Top of Provided passage
Why You'll Love This
A kingdom built on endless undead slaying sounds grim — but the real horror turns out to be entirely human.
- Great if you want: political intrigue layered beneath monster-hunting in a gothic setting
- The experience: slow-building dread that accelerates into compulsive, late-night reading
- The writing: Pirateaba weaves multiple POVs with distinct voices and escalating tension
- Skip if: you haven't read book one — this rewards series investment heavily
About This Book
In the Kingdom of Shade, the dead do not stay buried — and the Hunters of Noelictus have sworn to keep it that way. Huntsong follows Hunter Haeight, whose lifelong devotion to that sacred duty begins to fracture the moment she reaches the capital and finds something deeply wrong beneath the surface. Alongside her, a princess arrives for a marriage she never wanted, carrying her own quiet desperation into a city full of secrets. What unfolds is a story about idealism meeting corruption, about what happens when the institutions we build our identities around turn out to be hollow — and about two very different women trying to hold themselves together in a kingdom that may already be coming apart.
Pirateaba writes with a density of character and worldbuilding that rewards patient readers rather than rushing them. The prose has a particular rhythm — unhurried but never slack — that lets the dread accumulate slowly and naturally, so that by the time the conspiracies crystallize, readers feel the weight of every clue they were handed earlier. The two narrative threads, one grim and action-driven, one laced with dark social comedy, complement each other with surprising elegance.
Bottom of Provided passage
Top of Data for review
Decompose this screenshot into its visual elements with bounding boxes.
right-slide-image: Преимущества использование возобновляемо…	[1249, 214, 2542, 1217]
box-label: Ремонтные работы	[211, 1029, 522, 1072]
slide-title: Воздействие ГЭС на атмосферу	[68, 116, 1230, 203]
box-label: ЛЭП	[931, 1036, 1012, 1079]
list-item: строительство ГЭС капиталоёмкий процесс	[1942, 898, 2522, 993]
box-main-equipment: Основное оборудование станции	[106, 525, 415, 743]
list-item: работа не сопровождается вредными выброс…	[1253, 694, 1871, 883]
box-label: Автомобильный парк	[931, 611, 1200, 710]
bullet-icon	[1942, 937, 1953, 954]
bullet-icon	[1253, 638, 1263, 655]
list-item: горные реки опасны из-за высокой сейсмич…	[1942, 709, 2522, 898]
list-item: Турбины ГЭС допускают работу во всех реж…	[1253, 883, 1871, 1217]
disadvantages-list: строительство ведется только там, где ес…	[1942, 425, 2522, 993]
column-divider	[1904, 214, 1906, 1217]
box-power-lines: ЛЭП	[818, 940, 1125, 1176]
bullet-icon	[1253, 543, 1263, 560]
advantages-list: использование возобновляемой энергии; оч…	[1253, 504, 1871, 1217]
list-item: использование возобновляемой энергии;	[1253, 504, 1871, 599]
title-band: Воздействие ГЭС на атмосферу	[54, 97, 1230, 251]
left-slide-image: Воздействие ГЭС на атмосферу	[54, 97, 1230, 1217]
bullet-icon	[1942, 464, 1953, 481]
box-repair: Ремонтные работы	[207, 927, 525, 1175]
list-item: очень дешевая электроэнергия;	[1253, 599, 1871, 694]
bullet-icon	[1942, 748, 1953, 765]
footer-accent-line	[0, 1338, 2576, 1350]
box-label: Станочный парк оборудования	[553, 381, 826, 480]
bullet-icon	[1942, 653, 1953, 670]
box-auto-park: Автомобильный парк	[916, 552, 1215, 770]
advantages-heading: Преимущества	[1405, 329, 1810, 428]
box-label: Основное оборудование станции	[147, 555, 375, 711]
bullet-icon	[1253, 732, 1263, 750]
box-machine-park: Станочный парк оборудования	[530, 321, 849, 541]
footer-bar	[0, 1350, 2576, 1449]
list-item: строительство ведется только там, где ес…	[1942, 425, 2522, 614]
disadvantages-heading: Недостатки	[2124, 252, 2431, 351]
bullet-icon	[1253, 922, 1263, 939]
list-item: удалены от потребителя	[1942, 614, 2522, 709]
Bottom of Data for review
[Tasks and exercises]:
(A) Using the Huntsong description, decide whether each statement agrees with it, answering yes or no and quoting the deciding words. (i) Hunter Haeight is the princess who arrives for an unwanted marriage. (ii) Readers who haven't read book one are advised to skip it. (iii) Both narrative threads are grim and action-driven.
(B) According to the Huntsong description, in what kingdom is the story set?
(C) Quote the part of the Huntsong description that opens with the words containing "Pirateaba writes with" and closes with "with surprising elegance.".
The listing was taken from a different source than the Huntsong description.

[Answer set]:
(A)
(i) No: "Huntsong follows Hunter Haeight" and "Alongside her, a princess arrives for a marriage she never wanted"
(ii) Yes: "Skip if: you haven't read book one"
(iii) No: "one grim and action-driven, one laced with dark social comedy"

(B) The Kingdom of Shade.

(C)
Pirateaba writes with a density of character and worldbuilding that rewards patient readers rather than rushing them. The prose has a particular rhythm — unhurried but never slack — that lets the dread accumulate slowly and naturally, so that by the time the conspiracies crystallize, readers feel the weight of every clue they were handed earlier. The two narrative threads, one grim and action-driven, one laced with dark social comedy, complement each other with surprising elegance.